**Problem to solve:**
Pick out the lines in the listing below that contain the word "осуществлении" and copy them.

**Given data:**

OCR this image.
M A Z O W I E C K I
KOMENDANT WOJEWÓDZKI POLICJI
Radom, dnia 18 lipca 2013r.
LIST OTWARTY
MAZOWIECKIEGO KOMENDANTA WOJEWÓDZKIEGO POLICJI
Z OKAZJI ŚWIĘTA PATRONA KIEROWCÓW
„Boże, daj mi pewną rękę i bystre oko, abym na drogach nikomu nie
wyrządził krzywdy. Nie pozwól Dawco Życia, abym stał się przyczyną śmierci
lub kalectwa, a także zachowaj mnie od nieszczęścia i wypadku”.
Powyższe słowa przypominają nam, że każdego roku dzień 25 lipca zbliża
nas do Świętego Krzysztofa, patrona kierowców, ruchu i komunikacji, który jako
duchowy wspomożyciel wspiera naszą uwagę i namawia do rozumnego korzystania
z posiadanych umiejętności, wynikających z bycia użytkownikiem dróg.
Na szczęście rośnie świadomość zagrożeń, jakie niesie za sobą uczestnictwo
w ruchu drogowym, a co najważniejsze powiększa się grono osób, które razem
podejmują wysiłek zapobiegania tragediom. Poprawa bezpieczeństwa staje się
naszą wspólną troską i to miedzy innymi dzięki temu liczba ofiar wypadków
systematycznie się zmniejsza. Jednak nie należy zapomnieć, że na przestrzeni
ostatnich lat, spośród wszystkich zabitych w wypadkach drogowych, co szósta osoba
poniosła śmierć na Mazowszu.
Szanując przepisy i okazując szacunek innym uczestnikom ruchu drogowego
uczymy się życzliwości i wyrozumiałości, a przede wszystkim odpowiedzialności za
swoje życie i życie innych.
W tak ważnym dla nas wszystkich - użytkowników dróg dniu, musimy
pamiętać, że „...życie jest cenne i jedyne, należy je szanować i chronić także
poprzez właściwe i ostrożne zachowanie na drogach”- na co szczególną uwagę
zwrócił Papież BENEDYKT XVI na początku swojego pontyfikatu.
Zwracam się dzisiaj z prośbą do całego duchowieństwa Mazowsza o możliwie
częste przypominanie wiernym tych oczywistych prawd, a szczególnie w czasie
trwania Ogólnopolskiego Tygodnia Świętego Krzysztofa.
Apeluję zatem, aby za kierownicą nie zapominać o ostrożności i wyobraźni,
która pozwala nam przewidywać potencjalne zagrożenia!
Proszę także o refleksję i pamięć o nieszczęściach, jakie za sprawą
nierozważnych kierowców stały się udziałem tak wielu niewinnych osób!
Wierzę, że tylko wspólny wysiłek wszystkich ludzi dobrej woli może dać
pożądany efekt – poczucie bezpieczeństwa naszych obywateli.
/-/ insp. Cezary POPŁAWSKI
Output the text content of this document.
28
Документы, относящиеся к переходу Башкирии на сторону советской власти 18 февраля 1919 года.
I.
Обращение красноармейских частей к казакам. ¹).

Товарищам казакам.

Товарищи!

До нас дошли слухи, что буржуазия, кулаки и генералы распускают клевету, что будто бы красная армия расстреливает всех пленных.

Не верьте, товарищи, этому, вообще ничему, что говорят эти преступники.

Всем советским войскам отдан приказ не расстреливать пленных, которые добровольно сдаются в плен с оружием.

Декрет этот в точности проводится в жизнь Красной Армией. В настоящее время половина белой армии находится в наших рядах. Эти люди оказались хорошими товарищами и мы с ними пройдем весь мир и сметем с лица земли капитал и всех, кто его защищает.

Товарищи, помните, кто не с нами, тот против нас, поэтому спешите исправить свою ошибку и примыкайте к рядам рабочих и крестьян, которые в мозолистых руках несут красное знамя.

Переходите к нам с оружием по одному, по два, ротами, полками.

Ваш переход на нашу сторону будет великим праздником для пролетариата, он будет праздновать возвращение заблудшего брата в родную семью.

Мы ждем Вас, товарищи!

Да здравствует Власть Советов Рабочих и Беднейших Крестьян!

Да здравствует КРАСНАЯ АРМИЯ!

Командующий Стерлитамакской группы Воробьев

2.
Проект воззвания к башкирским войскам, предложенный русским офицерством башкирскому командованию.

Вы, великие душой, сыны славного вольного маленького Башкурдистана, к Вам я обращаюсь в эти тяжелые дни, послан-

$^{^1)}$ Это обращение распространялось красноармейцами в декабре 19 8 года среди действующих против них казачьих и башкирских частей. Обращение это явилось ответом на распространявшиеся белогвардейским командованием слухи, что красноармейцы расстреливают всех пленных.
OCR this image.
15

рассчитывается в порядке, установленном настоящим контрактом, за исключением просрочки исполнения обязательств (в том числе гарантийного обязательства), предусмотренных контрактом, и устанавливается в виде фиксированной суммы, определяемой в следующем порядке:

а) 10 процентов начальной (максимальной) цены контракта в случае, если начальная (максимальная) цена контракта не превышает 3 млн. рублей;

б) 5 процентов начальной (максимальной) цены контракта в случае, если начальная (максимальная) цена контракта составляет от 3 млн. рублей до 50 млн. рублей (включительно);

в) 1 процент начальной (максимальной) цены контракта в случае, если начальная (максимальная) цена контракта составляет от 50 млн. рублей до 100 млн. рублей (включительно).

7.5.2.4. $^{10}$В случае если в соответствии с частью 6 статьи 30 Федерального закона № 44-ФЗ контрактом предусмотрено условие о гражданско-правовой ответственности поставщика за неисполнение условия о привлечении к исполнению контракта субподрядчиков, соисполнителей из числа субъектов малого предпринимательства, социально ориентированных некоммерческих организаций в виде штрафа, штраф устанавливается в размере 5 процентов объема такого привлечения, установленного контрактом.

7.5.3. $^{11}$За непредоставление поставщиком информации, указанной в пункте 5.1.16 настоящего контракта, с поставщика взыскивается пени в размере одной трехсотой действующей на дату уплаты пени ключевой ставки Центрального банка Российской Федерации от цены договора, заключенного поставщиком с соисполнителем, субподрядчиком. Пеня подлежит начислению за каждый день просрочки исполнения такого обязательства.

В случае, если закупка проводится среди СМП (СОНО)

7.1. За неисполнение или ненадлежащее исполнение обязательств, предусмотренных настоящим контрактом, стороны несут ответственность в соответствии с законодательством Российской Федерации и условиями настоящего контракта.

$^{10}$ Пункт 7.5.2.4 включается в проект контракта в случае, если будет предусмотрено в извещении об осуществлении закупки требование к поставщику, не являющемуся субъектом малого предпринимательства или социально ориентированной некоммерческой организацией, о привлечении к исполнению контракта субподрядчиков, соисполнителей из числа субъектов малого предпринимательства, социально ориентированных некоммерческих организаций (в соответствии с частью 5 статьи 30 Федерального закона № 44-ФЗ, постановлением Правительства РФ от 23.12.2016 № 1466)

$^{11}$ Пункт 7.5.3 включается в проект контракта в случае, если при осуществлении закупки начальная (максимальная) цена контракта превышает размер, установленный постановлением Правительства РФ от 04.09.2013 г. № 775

**Problem solution:**
$^{10}$ Пункт 7.5.2.4 включается в проект контракта в случае, если будет предусмотрено в извещении об осуществлении закупки требование к поставщику, не являющемуся субъектом малого предпринимательства или социально ориентированной некоммерческой организацией, о привлечении к исполнению контракта субподрядчиков, соисполнителей из числа субъектов малого предпринимательства, социально ориентированных некоммерческих организаций (в соответствии с частью 5 статьи 30 Федерального закона № 44-ФЗ, постановлением Правительства РФ от 23.12.2016 № 1466)
$^{11}$ Пункт 7.5.3 включается в проект контракта в случае, если при осуществлении закупки начальная (максимальная) цена контракта превышает размер, установленный постановлением Правительства РФ от 04.09.2013 г. № 775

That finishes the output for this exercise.